EXERCISE INPUTS:
============================================================

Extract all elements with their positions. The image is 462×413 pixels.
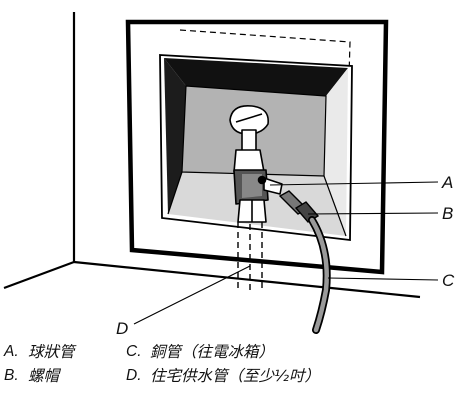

============================================================

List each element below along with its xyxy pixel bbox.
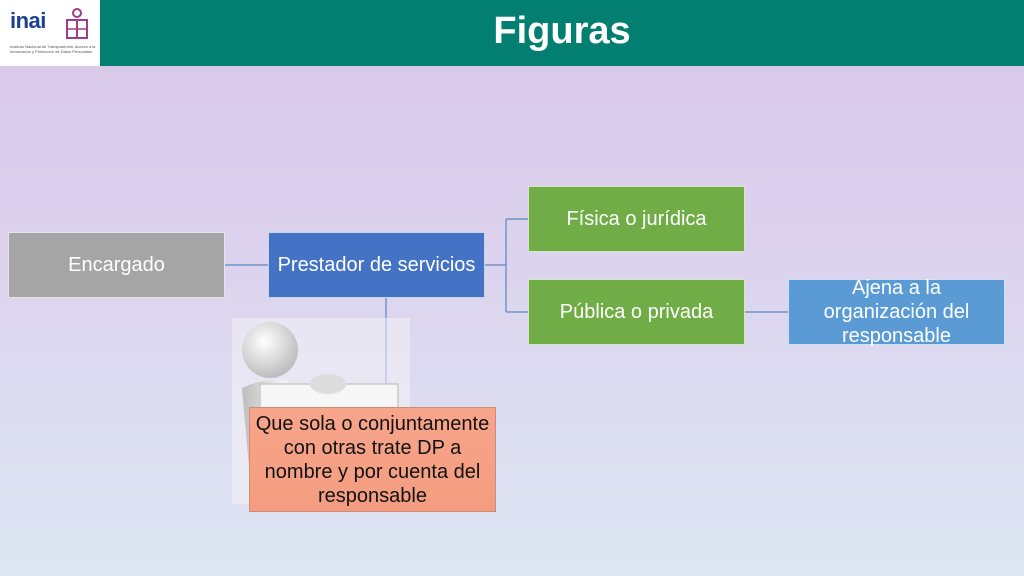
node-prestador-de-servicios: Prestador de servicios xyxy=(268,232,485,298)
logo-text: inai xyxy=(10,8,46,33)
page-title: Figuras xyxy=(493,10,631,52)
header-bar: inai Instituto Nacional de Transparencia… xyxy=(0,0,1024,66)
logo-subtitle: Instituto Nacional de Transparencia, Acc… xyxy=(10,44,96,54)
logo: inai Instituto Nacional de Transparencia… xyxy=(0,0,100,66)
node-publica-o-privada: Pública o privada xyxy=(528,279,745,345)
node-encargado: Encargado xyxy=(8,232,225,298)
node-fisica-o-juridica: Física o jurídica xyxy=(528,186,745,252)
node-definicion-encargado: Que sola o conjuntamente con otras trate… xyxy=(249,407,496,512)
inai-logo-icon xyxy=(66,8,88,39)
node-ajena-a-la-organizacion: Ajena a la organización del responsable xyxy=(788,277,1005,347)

============================================================

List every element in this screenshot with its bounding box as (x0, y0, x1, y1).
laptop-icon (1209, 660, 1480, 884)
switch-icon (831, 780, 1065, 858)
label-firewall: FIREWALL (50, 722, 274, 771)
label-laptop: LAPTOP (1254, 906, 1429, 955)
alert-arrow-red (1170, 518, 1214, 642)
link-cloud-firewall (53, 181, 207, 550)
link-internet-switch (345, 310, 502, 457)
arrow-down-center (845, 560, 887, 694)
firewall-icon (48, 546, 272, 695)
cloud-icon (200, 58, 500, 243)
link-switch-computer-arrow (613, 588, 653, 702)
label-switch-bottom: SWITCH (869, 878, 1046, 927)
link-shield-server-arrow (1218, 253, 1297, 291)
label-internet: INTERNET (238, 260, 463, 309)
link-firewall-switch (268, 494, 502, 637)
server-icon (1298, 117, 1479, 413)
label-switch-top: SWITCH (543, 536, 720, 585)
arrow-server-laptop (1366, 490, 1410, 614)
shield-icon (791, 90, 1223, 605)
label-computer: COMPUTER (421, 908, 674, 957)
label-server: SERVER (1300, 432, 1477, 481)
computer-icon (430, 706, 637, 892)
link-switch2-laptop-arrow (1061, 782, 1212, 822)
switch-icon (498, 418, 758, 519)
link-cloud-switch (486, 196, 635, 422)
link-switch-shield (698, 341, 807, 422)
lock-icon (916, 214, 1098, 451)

============================================================

WORK TO COMPLETE:
Give the lines again from the line with "List each element" up to and including the line with "inai-logo-icon xyxy=(66,8,88,39)", but swap "Figuras" for "Esquema" and keep everything else the same. Leave the pictures out.

IN RESPONSE:
List each element below along with its xyxy pixel bbox.
node-prestador-de-servicios: Prestador de servicios xyxy=(268,232,485,298)
logo-text: inai xyxy=(10,8,46,33)
page-title: Esquema xyxy=(493,10,631,52)
header-bar: inai Instituto Nacional de Transparencia… xyxy=(0,0,1024,66)
logo-subtitle: Instituto Nacional de Transparencia, Acc… xyxy=(10,44,96,54)
logo: inai Instituto Nacional de Transparencia… xyxy=(0,0,100,66)
node-publica-o-privada: Pública o privada xyxy=(528,279,745,345)
node-encargado: Encargado xyxy=(8,232,225,298)
node-fisica-o-juridica: Física o jurídica xyxy=(528,186,745,252)
node-definicion-encargado: Que sola o conjuntamente con otras trate… xyxy=(249,407,496,512)
inai-logo-icon xyxy=(66,8,88,39)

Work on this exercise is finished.